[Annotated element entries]
- - - -

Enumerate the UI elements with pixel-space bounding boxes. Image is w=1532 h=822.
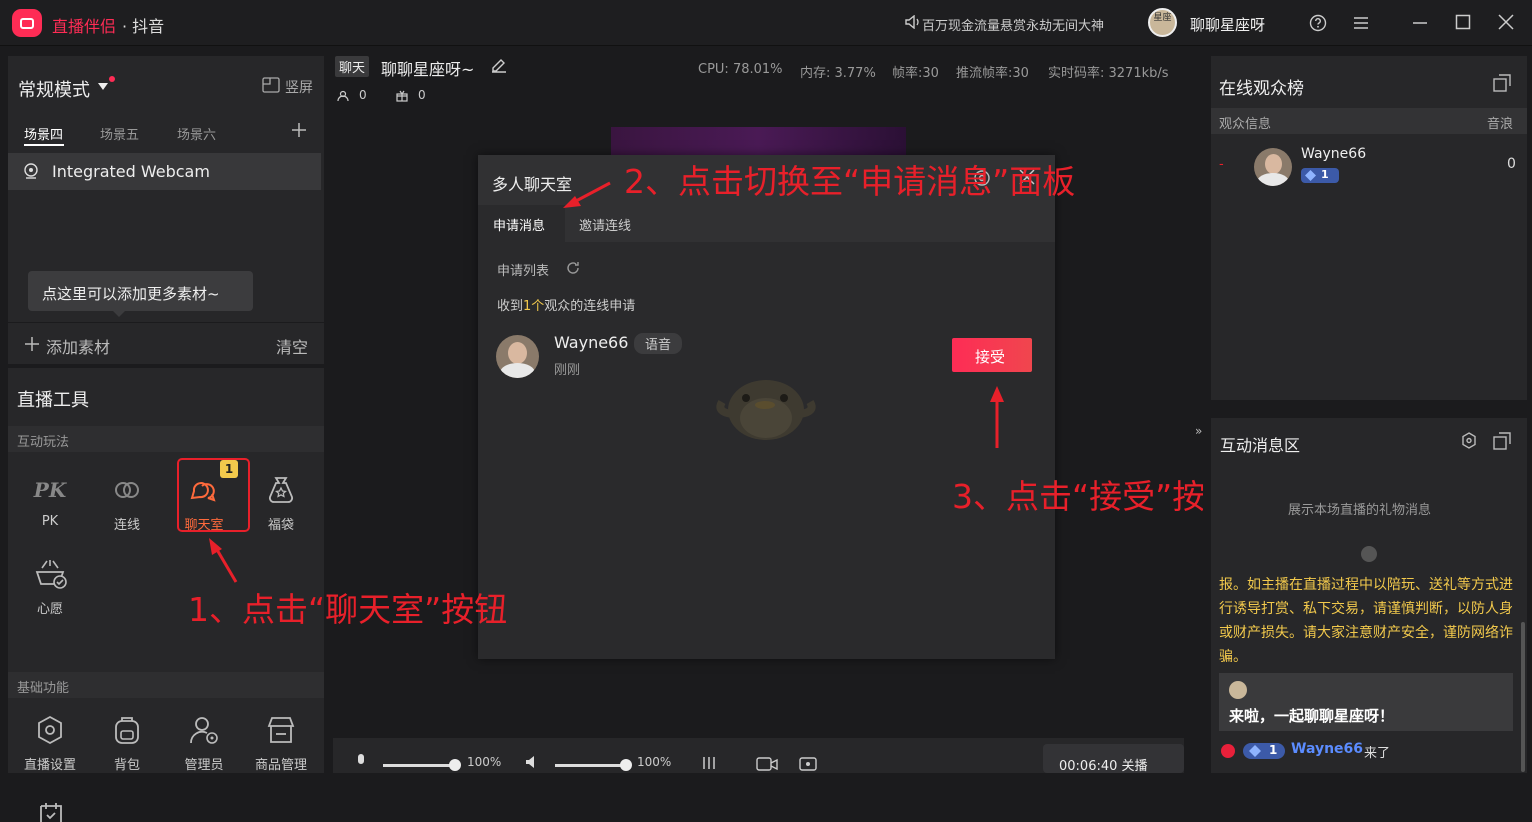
msg-title: 互动消息区 [1220, 436, 1301, 455]
join-text: 来了 [1364, 746, 1391, 761]
join-user[interactable]: Wayne66 [1291, 741, 1363, 757]
gift-empty-text: 展示本场直播的礼物消息 [1288, 503, 1432, 518]
chat-scrollbar[interactable] [1521, 622, 1525, 772]
col-viewer-info: 观众信息 [1219, 117, 1272, 132]
rank-level: 1 [1321, 168, 1329, 181]
join-message: 1 Wayne66 来了 [1219, 740, 1519, 762]
interaction-panel: 互动消息区 展示本场直播的礼物消息 报。如主播在直播过程中以陪玩、送礼等方式进行… [1211, 418, 1527, 773]
rank-number: - [1219, 157, 1224, 172]
welcome-avatar [1229, 681, 1247, 699]
welcome-card: 来啦，一起聊聊星座呀！ [1219, 673, 1513, 731]
calendar-icon[interactable] [38, 802, 64, 822]
rank-table-header: 观众信息 音浪 [1211, 108, 1527, 134]
diamond-icon [1305, 170, 1316, 181]
rank-avatar [1254, 148, 1292, 186]
audience-rank-panel: 在线观众榜 观众信息 音浪 - Wayne66 1 0 [1211, 56, 1527, 400]
rank-title: 在线观众榜 [1219, 79, 1304, 99]
join-level-badge: 1 [1243, 743, 1285, 759]
shield-settings-icon[interactable] [1461, 432, 1477, 450]
join-diamond-icon [1249, 745, 1261, 757]
join-badge-icon [1221, 744, 1235, 758]
msg-popout-icon[interactable] [1493, 432, 1511, 450]
scroll-divider[interactable] [1361, 546, 1377, 562]
col-sound-wave: 音浪 [1487, 117, 1514, 132]
welcome-text: 来啦，一起聊聊星座呀！ [1229, 707, 1395, 725]
popout-icon[interactable] [1493, 74, 1511, 92]
notice-text: 报。如主播在直播过程中以陪玩、送礼等方式进行诱导打赏、私下交易，请谨慎判断，以防… [1219, 577, 1513, 665]
right-sidebar: 在线观众榜 观众信息 音浪 - Wayne66 1 0 互动消息区 展示本场直播… [1203, 46, 1532, 773]
rank-viewer-name: Wayne66 [1301, 146, 1367, 162]
join-level: 1 [1269, 743, 1278, 757]
rank-value: 0 [1507, 156, 1516, 172]
rank-row[interactable]: - Wayne66 1 0 [1211, 144, 1527, 194]
rank-level-badge: 1 [1301, 168, 1339, 183]
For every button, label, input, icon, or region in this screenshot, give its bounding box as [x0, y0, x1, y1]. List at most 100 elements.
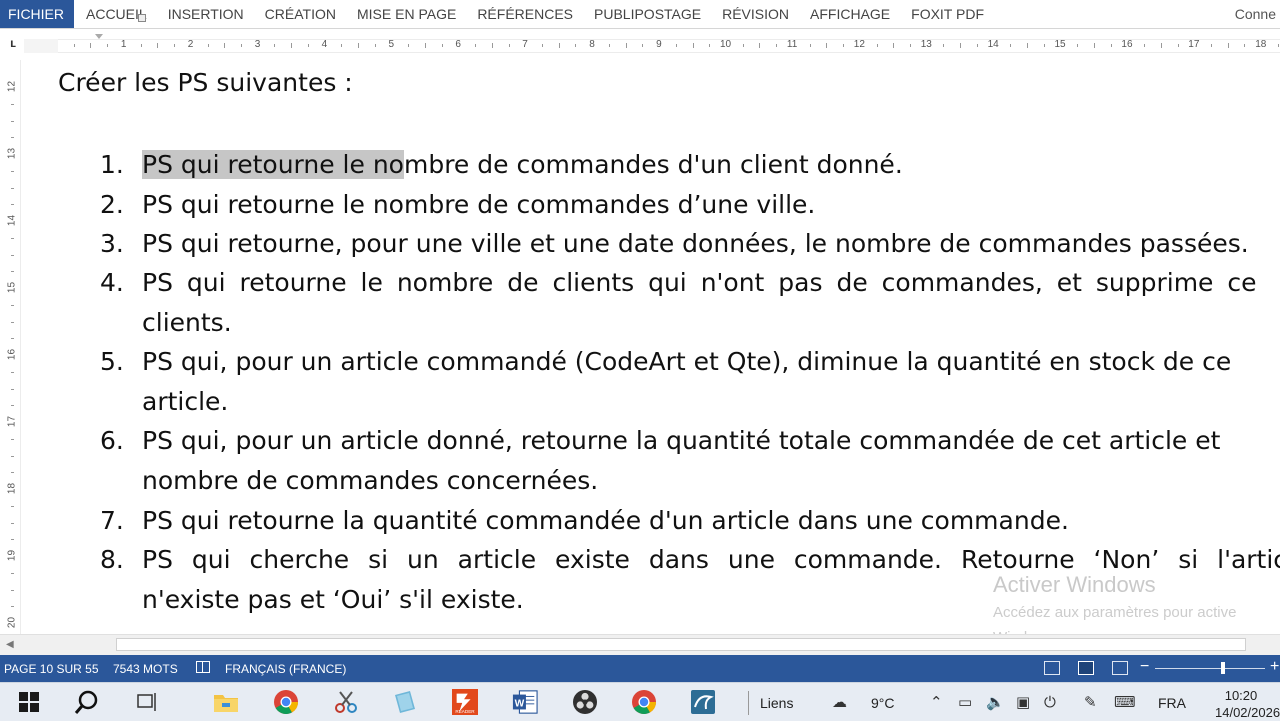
ruler-tick	[90, 43, 92, 48]
mysql-workbench-icon[interactable]	[690, 689, 716, 715]
vertical-ruler-number: 15	[6, 281, 18, 294]
vertical-ruler-tick	[11, 572, 14, 574]
tab-r-vision[interactable]: RÉVISION	[722, 6, 789, 22]
temperature[interactable]: 9°C	[871, 695, 895, 711]
horizontal-scrollbar[interactable]: ◀	[0, 634, 1280, 655]
vertical-ruler-tick	[11, 589, 14, 591]
pen-icon[interactable]: ✎	[1084, 693, 1097, 711]
ruler-tick	[692, 43, 694, 48]
chevron-up-icon[interactable]: ⌃	[930, 693, 943, 711]
ruler-tick	[960, 43, 962, 48]
speaker-icon[interactable]: 🔈	[986, 693, 1005, 711]
vertical-ruler-tick	[11, 405, 14, 407]
file-explorer-icon[interactable]	[213, 689, 239, 715]
windows-start-icon[interactable]	[16, 689, 42, 715]
vertical-ruler-number: 19	[6, 549, 18, 562]
ruler-tick	[1160, 43, 1162, 48]
vertical-ruler-tick	[11, 438, 14, 440]
document-page[interactable]: Créer les PS suivantes : 1. PS qui retour…	[24, 58, 1280, 632]
tab-affichage[interactable]: AFFICHAGE	[810, 6, 890, 22]
ruler-tick	[1093, 43, 1095, 48]
ruler-number: 16	[1121, 39, 1133, 50]
ruler-tick	[742, 44, 744, 47]
tab-mise-en-page[interactable]: MISE EN PAGE	[357, 6, 456, 22]
ruler-number: 7	[522, 39, 528, 50]
tab-fichier[interactable]: FICHIER	[0, 0, 74, 28]
list-item-text: PS qui, pour un article donné, retourne …	[142, 426, 1221, 455]
tab-selector[interactable]: L	[6, 38, 20, 52]
vertical-ruler-tick	[11, 321, 14, 323]
horizontal-ruler[interactable]: L 1 2 3 4 5 6 7 8 9 10 11 12 13 14 15 16 17 18	[0, 36, 1280, 56]
tab-r-f-rences[interactable]: RÉFÉRENCES	[477, 6, 573, 22]
keyboard-icon[interactable]: ⌨	[1114, 693, 1136, 711]
list-item-text: nombre de commandes concernées.	[142, 466, 599, 495]
list-item-text: PS qui retourne la quantité commandée d'…	[142, 506, 1069, 535]
tab-foxit-pdf[interactable]: FOXIT PDF	[911, 6, 984, 22]
taskbar-clock[interactable]: 10:20 14/02/2026	[1215, 687, 1280, 721]
tab-cr-ation[interactable]: CRÉATION	[265, 6, 336, 22]
ruler-number: 11	[786, 39, 798, 50]
foxit-reader-icon[interactable]: READER	[452, 689, 478, 715]
vertical-ruler-tick	[11, 606, 14, 608]
text-selection: PS qui retourne le no	[142, 150, 404, 179]
links-toolbar[interactable]: Liens	[760, 695, 793, 711]
task-view-icon[interactable]	[134, 689, 160, 715]
activate-windows-line1: Accédez aux paramètres pour active	[993, 604, 1237, 621]
battery-icon[interactable]: ▣	[1016, 693, 1030, 711]
ruler-tick	[608, 44, 610, 47]
ruler-tick	[291, 43, 293, 48]
chrome-icon[interactable]	[273, 689, 299, 715]
zoom-slider-thumb[interactable]	[1221, 662, 1225, 674]
power-icon[interactable]: ⏻	[1044, 693, 1056, 711]
language-status[interactable]: FRANÇAIS (FRANCE)	[225, 662, 346, 676]
obs-icon[interactable]	[572, 689, 598, 715]
input-language[interactable]: FRA	[1158, 695, 1186, 711]
ruler-tick	[759, 43, 761, 48]
ruler-tick	[1177, 44, 1179, 47]
page-count[interactable]: PAGE 10 SUR 55	[4, 662, 99, 676]
ruler-tick	[809, 44, 811, 47]
ruler-number: 10	[720, 39, 732, 50]
ruler-tick	[1277, 44, 1279, 47]
tab-insertion[interactable]: INSERTION	[168, 6, 244, 22]
network-icon[interactable]: ▭	[958, 693, 972, 711]
zoom-in-icon[interactable]: +	[1270, 658, 1279, 676]
list-number: 8.	[100, 545, 124, 574]
ruler-tick	[642, 44, 644, 47]
ruler-tick	[709, 44, 711, 47]
web-layout-icon[interactable]	[1112, 661, 1128, 675]
ruler-tick	[909, 44, 911, 47]
vertical-ruler-tick	[11, 388, 14, 390]
ruler-tick	[1227, 43, 1229, 48]
word-icon[interactable]: W	[512, 689, 538, 715]
search-icon[interactable]	[74, 689, 100, 715]
account-connect[interactable]: Conne	[1235, 0, 1280, 28]
vertical-ruler-tick	[11, 254, 14, 256]
tab-publipostage[interactable]: PUBLIPOSTAGE	[594, 6, 701, 22]
vertical-ruler-tick	[11, 455, 14, 457]
left-indent-marker[interactable]	[138, 14, 146, 22]
print-layout-icon[interactable]	[1078, 661, 1094, 675]
weather-icon[interactable]: ☁	[832, 693, 847, 711]
chrome-icon-2[interactable]	[631, 689, 657, 715]
scrollbar-thumb[interactable]	[116, 638, 1246, 651]
vertical-ruler-number: 20	[6, 616, 18, 629]
sticky-notes-icon[interactable]	[392, 689, 418, 715]
proofing-book-icon[interactable]	[196, 661, 210, 673]
list-number: 3.	[100, 229, 124, 258]
zoom-slider[interactable]	[1155, 668, 1265, 669]
scroll-left-icon[interactable]: ◀	[6, 639, 14, 650]
ruler-tick	[542, 44, 544, 47]
word-count[interactable]: 7543 MOTS	[113, 662, 178, 676]
first-line-indent-marker[interactable]	[95, 34, 103, 39]
read-mode-icon[interactable]	[1044, 661, 1060, 675]
activate-windows-title: Activer Windows	[993, 572, 1156, 597]
ruler-tick	[876, 44, 878, 47]
list-number: 7.	[100, 506, 124, 535]
ruler-tick	[424, 43, 426, 48]
ruler-tick	[107, 44, 109, 47]
zoom-out-icon[interactable]: −	[1140, 658, 1149, 676]
vertical-ruler-tick	[11, 304, 14, 306]
snipping-tool-icon[interactable]	[333, 689, 359, 715]
ruler-tick	[575, 44, 577, 47]
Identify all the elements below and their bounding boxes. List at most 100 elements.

- - - -

## Do this
Copy the lines from the records above exactly, beginning with the line that contains "43, 92, 48]" and ending after the line that contains "43, 962, 48]".

## Result for this task
ruler-tick	[90, 43, 92, 48]
mysql-workbench-icon[interactable]	[690, 689, 716, 715]
vertical-ruler-number: 15	[6, 281, 18, 294]
vertical-ruler-tick	[11, 572, 14, 574]
tab-r-vision[interactable]: RÉVISION	[722, 6, 789, 22]
temperature[interactable]: 9°C	[871, 695, 895, 711]
horizontal-scrollbar[interactable]: ◀	[0, 634, 1280, 655]
vertical-ruler-tick	[11, 589, 14, 591]
pen-icon[interactable]: ✎	[1084, 693, 1097, 711]
ruler-tick	[692, 43, 694, 48]
chevron-up-icon[interactable]: ⌃	[930, 693, 943, 711]
ruler-tick	[960, 43, 962, 48]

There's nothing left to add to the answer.